--- Work instructions ---
Answer these questions from the podcast transcript below.
(a) What podcast does the opening line name?
(b) In which city is Kenneth Bo Nielsen based?
(c) At which university is Alf Nilsen a professor of sociology?

--- Selected passage ---
※ ※ ※

The Modi Wave - Politics of the pandemic in India - Transcript

Opener  (00.00:02) 

This is the Nordic Asia podcast.

 

Kenneth Bo Nielsen  (00.00:09) 

Welcome to the Nordic Asia podcast, a collaboration sharing expertise on Asia across the Nordic Region. My name is Kenneth Bo Nielsen. I am a social anthropologist based in Oslo and also the coordinator of the Norwegian network for Asian Studies. I am here today with Alf Nilsen, professor of sociology at the University of Pretoria in South Africa, and a scholar of Indian democracy and politics. In addition, he is a longtime associate of the Norwegian network for Asian Studies, and also of the Nordic Asia podcast. And today he joins us for a conversation about the impact of the devastating second wave of the covid 19 pandemic that hit India earlier this year, and the full impact of which is only now emerging. Welcome, Alf and thank you for joining us.

※ ※ ※

--- Listed records ---
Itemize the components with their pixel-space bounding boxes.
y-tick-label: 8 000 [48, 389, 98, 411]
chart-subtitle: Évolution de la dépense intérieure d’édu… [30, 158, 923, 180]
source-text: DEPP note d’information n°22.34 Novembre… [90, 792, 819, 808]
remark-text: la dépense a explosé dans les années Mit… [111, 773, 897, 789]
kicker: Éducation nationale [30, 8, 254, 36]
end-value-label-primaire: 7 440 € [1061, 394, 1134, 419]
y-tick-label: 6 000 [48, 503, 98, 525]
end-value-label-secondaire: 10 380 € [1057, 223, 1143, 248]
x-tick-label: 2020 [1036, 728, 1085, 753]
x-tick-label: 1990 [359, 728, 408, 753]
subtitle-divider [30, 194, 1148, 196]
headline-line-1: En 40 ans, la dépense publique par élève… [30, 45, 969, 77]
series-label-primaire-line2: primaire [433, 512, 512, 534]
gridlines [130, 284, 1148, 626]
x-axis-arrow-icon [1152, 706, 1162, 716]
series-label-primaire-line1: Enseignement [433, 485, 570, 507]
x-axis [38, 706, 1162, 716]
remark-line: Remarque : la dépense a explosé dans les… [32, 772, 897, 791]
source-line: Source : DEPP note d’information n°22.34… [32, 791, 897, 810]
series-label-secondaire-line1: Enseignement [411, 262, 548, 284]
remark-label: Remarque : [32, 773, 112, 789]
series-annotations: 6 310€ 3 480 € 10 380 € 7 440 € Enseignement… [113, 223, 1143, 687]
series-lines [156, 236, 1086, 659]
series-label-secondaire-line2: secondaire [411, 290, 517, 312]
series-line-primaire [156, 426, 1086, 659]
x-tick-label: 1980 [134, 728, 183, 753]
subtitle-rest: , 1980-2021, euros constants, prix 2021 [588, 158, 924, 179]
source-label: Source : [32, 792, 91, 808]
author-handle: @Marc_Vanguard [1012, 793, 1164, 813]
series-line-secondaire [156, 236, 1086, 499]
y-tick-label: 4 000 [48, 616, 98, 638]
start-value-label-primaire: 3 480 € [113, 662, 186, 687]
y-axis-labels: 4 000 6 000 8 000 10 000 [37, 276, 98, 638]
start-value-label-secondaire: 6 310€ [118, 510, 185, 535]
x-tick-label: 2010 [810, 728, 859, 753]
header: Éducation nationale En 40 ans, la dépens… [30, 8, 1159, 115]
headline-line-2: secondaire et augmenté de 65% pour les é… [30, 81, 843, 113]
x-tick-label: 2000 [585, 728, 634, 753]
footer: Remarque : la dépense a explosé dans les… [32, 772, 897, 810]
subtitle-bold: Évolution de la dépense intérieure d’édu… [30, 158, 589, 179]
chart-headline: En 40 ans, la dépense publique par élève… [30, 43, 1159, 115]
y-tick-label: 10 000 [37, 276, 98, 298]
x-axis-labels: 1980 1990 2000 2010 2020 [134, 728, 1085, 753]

※ ※ ※

--- Exercise answer ---
(a) The Nordic Asia podcast.
(b) Oslo.
(c) The University of Pretoria in South Africa.